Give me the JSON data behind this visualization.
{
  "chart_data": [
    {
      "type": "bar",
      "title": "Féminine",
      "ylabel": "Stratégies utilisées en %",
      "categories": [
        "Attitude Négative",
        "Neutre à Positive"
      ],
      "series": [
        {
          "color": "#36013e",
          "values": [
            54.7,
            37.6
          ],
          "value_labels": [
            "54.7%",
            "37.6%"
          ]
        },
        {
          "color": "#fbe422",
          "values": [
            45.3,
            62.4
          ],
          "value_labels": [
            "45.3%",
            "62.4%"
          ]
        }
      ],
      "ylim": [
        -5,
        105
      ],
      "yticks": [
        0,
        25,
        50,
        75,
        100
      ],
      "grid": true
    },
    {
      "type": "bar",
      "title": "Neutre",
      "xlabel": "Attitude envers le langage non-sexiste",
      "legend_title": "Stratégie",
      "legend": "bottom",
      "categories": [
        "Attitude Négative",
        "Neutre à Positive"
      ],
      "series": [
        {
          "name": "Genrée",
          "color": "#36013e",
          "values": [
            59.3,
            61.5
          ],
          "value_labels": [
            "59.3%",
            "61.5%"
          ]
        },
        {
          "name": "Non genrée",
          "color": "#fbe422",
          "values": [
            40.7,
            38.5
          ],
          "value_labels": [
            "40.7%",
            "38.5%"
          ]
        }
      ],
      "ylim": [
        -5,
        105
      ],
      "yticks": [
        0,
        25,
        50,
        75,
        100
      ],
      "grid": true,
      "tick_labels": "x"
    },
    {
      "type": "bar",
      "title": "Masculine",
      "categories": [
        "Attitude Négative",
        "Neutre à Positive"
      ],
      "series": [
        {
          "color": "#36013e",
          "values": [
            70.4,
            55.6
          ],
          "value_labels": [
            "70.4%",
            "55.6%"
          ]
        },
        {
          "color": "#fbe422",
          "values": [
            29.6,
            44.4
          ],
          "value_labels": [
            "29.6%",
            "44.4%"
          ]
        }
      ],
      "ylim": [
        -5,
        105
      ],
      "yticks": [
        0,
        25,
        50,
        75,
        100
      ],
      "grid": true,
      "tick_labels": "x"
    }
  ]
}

= = = = =

Each entry is to be returned in full, character for character.

> **RESPONSE TO THIS TASK**:
Give me the JSON data behind this visualization.
{
  "chart_data": [
    {
      "type": "bar",
      "title": "Féminine",
      "ylabel": "Stratégies utilisées en %",
      "categories": [
        "Attitude Négative",
        "Neutre à Positive"
      ],
      "series": [
        {
          "color": "#36013e",
          "values": [
            54.7,
            37.6
          ],
          "value_labels": [
            "54.7%",
            "37.6%"
          ]
        },
        {
          "color": "#fbe422",
          "values": [
            45.3,
            62.4
          ],
          "value_labels": [
            "45.3%",
            "62.4%"
          ]
        }
      ],
      "ylim": [
        -5,
        105
      ],
      "yticks": [
        0,
        25,
        50,
        75,
        100
      ],
      "grid": true
    },
    {
      "type": "bar",
      "title": "Neutre",
      "xlabel": "Attitude envers le langage non-sexiste",
      "legend_title": "Stratégie",
      "legend": "bottom",
      "categories": [
        "Attitude Négative",
        "Neutre à Positive"
      ],
      "series": [
        {
          "name": "Genrée",
          "color": "#36013e",
          "values": [
            59.3,
            61.5
          ],
          "value_labels": [
            "59.3%",
            "61.5%"
          ]
        },
        {
          "name": "Non genrée",
          "color": "#fbe422",
          "values": [
            40.7,
            38.5
          ],
          "value_labels": [
            "40.7%",
            "38.5%"
          ]
        }
      ],
      "ylim": [
        -5,
        105
      ],
      "yticks": [
        0,
        25,
        50,
        75,
        100
      ],
      "grid": true,
      "tick_labels": "x"
    },
    {
      "type": "bar",
      "title": "Masculine",
      "categories": [
        "Attitude Négative",
        "Neutre à Positive"
      ],
      "series": [
        {
          "color": "#36013e",
          "values": [
            70.4,
            55.6
          ],
          "value_labels": [
            "70.4%",
            "55.6%"
          ]
        },
        {
          "color": "#fbe422",
          "values": [
            29.6,
            44.4
          ],
          "value_labels": [
            "29.6%",
            "44.4%"
          ]
        }
      ],
      "ylim": [
        -5,
        105
      ],
      "yticks": [
        0,
        25,
        50,
        75,
        100
      ],
      "grid": true,
      "tick_labels": "x"
    }
  ]
}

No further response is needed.